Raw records
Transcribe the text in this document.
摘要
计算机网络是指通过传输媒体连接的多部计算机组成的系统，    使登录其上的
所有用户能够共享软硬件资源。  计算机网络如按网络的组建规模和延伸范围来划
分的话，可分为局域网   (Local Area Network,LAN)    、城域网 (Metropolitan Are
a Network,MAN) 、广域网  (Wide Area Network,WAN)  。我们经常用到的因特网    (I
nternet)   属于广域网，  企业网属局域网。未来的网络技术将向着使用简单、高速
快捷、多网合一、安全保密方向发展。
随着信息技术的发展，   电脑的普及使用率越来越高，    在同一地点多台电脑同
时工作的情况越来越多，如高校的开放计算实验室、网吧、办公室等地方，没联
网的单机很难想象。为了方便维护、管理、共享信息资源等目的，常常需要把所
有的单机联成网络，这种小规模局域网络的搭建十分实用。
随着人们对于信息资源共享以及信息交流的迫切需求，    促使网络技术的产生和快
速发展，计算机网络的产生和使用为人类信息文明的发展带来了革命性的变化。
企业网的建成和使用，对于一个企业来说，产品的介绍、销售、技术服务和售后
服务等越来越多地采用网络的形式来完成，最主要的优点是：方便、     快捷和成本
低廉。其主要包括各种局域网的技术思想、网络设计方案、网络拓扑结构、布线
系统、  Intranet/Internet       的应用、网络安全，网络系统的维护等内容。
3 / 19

==

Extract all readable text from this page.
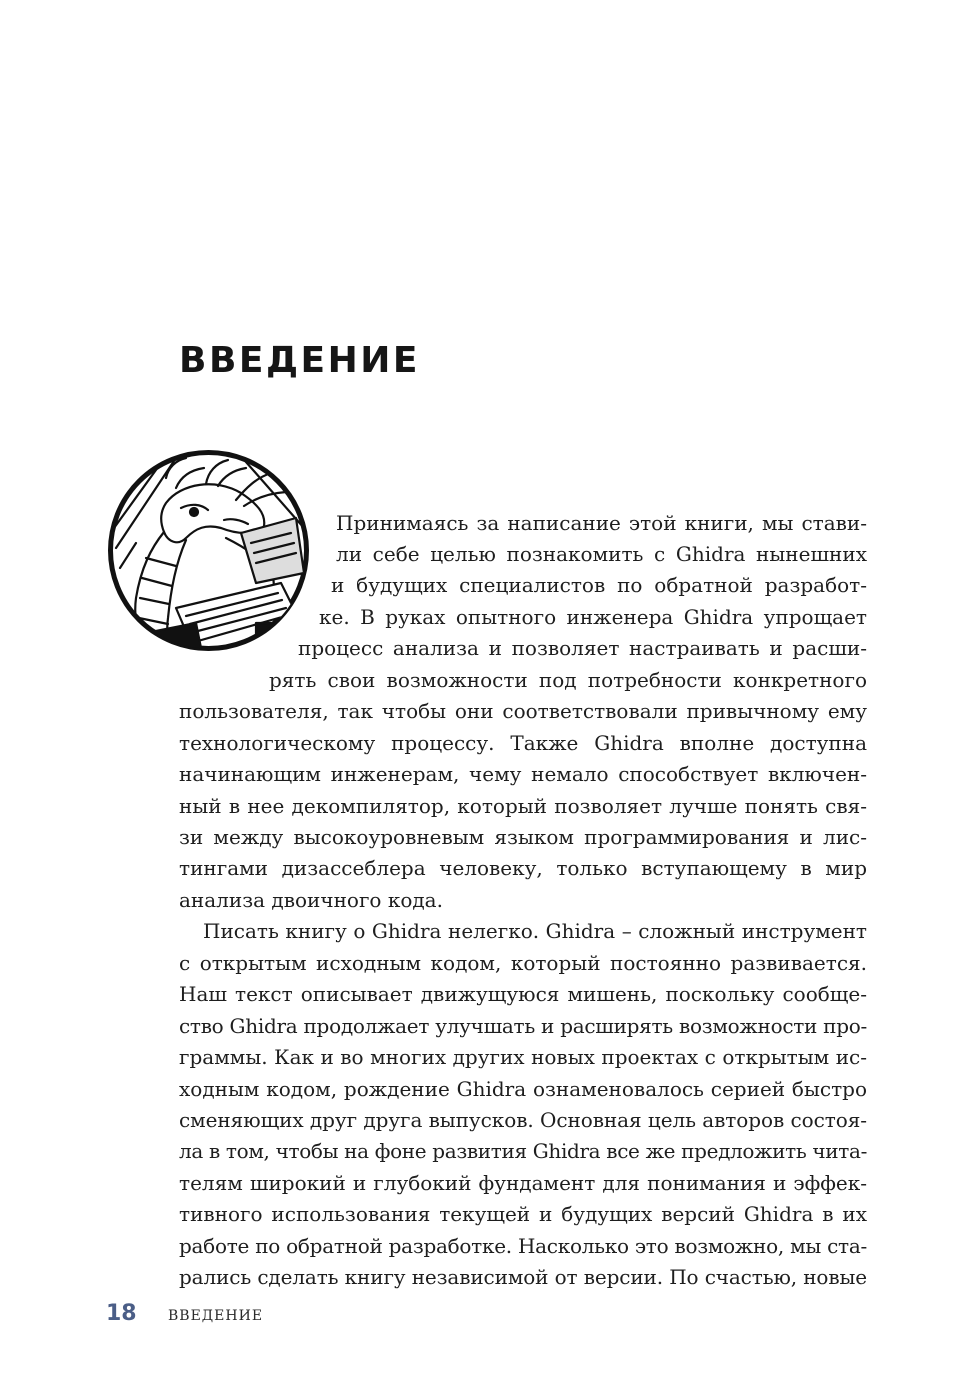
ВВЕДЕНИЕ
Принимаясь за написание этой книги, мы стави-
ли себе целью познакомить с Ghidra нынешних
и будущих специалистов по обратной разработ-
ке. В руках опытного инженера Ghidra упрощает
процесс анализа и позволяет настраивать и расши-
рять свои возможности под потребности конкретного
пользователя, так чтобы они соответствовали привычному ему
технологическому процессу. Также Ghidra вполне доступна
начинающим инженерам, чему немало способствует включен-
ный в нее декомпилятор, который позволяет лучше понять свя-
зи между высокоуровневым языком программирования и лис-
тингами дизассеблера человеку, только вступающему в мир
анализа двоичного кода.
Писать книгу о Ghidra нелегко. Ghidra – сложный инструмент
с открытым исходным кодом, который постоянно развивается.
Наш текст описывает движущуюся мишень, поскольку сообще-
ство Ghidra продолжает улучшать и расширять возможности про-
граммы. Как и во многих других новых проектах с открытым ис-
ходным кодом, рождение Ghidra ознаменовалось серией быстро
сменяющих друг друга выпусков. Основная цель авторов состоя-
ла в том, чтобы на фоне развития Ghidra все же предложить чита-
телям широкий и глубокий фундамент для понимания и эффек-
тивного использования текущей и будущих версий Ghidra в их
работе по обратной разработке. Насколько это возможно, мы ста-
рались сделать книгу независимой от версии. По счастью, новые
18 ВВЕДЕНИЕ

* **WHAT TO DO**
Search the entries for the word "Area" and gather every line where it appears.

* **WRITTEN RESPONSE**
分的话，可分为局域网   (Local Area Network,LAN)    、城域网 (Metropolitan Are
a Network,MAN) 、广域网  (Wide Area Network,WAN)  。我们经常用到的因特网    (I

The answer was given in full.